[Saved entries]
......
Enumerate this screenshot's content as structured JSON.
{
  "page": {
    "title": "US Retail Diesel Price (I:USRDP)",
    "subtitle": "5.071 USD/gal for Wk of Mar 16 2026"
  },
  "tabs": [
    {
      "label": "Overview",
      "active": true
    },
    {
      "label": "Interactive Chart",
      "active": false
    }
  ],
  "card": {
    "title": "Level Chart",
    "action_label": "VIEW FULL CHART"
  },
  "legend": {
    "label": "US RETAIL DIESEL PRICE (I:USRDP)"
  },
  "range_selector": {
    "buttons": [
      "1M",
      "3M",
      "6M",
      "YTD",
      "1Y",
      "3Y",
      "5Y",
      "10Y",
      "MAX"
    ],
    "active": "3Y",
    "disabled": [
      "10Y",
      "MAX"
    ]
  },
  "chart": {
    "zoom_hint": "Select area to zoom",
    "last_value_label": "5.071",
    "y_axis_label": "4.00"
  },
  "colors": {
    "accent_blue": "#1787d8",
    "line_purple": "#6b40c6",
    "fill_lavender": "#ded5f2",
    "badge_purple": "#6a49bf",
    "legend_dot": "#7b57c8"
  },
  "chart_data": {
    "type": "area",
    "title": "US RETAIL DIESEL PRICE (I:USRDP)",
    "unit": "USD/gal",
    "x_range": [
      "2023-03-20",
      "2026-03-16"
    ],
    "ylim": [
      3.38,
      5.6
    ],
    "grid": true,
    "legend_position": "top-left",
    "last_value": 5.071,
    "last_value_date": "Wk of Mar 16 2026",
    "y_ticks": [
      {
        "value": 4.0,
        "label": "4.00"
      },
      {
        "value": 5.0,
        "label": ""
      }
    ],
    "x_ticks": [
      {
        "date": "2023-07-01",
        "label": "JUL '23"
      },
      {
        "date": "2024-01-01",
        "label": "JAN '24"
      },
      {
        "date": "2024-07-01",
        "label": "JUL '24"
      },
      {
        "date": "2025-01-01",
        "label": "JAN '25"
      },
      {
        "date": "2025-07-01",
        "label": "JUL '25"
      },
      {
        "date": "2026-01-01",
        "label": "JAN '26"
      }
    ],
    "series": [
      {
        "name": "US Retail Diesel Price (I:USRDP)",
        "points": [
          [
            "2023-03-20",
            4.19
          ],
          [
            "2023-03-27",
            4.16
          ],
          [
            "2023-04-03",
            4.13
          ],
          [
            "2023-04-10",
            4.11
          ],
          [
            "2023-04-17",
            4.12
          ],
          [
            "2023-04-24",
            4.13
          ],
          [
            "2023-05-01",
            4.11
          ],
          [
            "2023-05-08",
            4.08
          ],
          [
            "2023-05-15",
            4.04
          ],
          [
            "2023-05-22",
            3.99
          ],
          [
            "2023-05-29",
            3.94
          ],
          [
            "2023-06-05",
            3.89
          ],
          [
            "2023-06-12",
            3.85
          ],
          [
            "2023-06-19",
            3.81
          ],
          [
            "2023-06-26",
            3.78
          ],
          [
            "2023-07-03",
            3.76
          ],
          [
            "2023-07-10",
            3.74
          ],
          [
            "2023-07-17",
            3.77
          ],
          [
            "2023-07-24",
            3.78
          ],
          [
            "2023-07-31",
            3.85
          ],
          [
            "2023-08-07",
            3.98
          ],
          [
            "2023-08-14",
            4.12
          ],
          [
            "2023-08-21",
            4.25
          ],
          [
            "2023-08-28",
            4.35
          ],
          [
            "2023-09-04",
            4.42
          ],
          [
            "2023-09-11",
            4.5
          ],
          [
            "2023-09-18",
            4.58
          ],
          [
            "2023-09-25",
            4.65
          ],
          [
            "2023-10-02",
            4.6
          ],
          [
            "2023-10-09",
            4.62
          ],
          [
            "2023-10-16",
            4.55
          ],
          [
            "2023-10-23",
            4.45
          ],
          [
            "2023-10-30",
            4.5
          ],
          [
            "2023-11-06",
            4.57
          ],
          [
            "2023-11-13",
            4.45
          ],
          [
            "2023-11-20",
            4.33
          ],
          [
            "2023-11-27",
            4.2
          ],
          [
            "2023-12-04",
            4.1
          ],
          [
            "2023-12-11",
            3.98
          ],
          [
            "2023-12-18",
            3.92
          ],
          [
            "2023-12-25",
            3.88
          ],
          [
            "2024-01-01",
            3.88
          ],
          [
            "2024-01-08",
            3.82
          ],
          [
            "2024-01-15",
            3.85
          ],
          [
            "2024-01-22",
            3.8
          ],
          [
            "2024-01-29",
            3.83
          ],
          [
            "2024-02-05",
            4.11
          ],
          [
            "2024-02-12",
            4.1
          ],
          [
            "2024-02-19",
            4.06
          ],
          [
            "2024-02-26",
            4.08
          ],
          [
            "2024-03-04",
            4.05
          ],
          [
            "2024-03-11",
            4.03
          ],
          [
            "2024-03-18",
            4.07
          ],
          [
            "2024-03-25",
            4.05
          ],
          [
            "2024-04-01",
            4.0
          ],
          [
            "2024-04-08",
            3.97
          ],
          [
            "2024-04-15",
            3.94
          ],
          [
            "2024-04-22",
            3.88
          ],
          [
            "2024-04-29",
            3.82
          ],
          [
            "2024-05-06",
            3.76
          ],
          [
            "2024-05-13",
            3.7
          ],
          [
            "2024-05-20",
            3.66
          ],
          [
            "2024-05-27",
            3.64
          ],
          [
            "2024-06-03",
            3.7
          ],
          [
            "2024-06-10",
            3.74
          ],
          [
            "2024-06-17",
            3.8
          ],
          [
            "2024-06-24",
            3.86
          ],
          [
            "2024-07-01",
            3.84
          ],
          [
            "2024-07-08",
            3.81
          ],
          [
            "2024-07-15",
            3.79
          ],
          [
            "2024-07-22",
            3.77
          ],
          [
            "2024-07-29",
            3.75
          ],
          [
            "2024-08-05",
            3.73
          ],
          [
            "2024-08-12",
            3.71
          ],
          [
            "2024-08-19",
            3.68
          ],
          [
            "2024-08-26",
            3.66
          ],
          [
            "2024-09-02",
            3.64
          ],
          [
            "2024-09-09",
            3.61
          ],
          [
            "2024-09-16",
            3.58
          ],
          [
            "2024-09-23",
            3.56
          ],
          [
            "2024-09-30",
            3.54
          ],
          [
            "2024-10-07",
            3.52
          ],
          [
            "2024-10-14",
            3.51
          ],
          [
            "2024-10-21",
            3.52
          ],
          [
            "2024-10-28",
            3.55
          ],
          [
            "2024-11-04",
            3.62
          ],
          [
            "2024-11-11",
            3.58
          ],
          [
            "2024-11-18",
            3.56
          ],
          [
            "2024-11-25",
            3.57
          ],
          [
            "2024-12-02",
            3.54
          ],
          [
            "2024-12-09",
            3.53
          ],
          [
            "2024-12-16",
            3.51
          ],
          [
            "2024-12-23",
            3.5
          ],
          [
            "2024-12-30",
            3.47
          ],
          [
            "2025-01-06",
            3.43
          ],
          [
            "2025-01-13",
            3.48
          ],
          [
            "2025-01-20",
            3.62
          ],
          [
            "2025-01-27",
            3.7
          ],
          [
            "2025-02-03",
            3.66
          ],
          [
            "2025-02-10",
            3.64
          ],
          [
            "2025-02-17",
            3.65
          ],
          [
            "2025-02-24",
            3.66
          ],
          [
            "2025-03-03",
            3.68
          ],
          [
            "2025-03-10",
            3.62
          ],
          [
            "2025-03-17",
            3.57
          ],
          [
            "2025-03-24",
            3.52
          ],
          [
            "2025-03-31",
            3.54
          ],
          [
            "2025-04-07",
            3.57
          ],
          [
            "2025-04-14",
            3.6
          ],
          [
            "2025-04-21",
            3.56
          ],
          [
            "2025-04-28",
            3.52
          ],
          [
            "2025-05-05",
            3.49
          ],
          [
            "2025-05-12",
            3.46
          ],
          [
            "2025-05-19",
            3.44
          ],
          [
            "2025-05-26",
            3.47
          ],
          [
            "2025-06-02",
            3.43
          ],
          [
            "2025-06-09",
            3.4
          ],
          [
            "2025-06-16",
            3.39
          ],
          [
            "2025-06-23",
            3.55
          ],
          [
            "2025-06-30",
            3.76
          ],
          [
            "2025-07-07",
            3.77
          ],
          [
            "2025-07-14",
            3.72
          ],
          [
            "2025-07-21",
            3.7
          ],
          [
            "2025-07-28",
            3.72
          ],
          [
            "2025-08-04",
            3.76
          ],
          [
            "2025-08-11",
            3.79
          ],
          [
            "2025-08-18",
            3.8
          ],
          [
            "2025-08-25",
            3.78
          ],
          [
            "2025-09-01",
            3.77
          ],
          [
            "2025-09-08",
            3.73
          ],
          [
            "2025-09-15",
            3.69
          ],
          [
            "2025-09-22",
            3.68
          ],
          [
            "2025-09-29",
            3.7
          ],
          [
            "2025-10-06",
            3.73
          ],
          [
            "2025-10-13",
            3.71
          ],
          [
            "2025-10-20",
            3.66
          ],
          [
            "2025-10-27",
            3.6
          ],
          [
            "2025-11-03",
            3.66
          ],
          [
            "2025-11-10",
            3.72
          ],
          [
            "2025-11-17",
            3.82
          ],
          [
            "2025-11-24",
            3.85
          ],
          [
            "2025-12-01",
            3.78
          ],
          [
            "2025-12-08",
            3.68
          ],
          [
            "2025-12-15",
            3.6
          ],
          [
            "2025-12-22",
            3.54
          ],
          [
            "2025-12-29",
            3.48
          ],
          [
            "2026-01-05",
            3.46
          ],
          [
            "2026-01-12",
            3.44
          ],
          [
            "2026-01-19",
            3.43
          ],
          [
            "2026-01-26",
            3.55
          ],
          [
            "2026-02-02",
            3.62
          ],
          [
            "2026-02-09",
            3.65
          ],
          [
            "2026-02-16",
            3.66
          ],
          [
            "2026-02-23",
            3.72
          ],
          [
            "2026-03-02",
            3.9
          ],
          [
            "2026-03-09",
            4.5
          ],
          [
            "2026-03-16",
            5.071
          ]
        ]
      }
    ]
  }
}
......
List every line above that holds the word "area".

> _EXERCISE RESPONSE_
    "zoom_hint": "Select area to zoom",
    "type": "area",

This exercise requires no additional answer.